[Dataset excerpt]
•••••

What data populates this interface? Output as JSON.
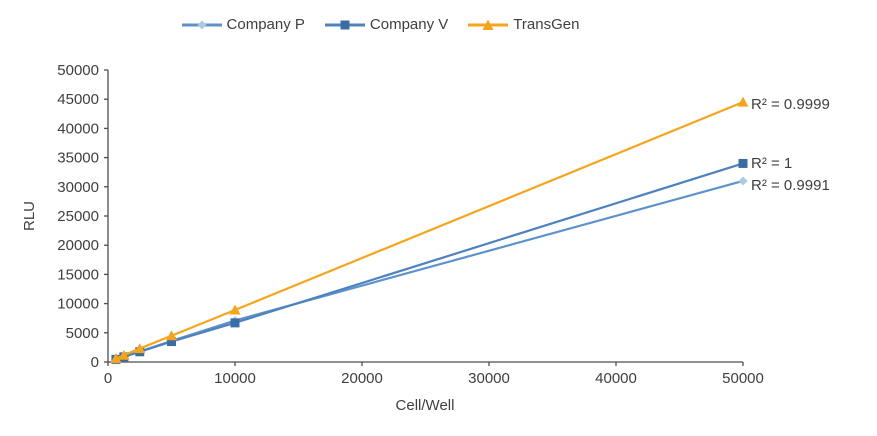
{
  "chart_data": {
    "type": "line",
    "title": "",
    "xlabel": "Cell/Well",
    "ylabel": "RLU",
    "xlim": [
      0,
      50000
    ],
    "ylim": [
      0,
      50000
    ],
    "x_ticks": [
      0,
      10000,
      20000,
      30000,
      40000,
      50000
    ],
    "y_ticks": [
      0,
      5000,
      10000,
      15000,
      20000,
      25000,
      30000,
      35000,
      40000,
      45000,
      50000
    ],
    "grid": false,
    "legend_position": "top",
    "axis_color": "#4d4d4d",
    "text_color": "#3f3f3f",
    "x": [
      625,
      1250,
      2500,
      5000,
      10000,
      50000
    ],
    "series": [
      {
        "name": "Company P",
        "marker": "diamond",
        "line_color": "#5e92cc",
        "marker_color": "#a9ccde",
        "values": [
          500,
          950,
          1800,
          3600,
          7100,
          31000
        ],
        "r2_label": "R² = 0.9991"
      },
      {
        "name": "Company V",
        "marker": "square",
        "line_color": "#4e82be",
        "marker_color": "#3c6ca4",
        "values": [
          450,
          880,
          1750,
          3500,
          6700,
          34000
        ],
        "r2_label": "R² = 1"
      },
      {
        "name": "TransGen",
        "marker": "triangle",
        "line_color": "#f5a51d",
        "marker_color": "#f5a51d",
        "values": [
          600,
          1150,
          2300,
          4500,
          8900,
          44500
        ],
        "r2_label": "R² = 0.9999"
      }
    ]
  }
}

•••••

Find how many lines in the records contain the string "name", then give the number alone.

> **Written response**
3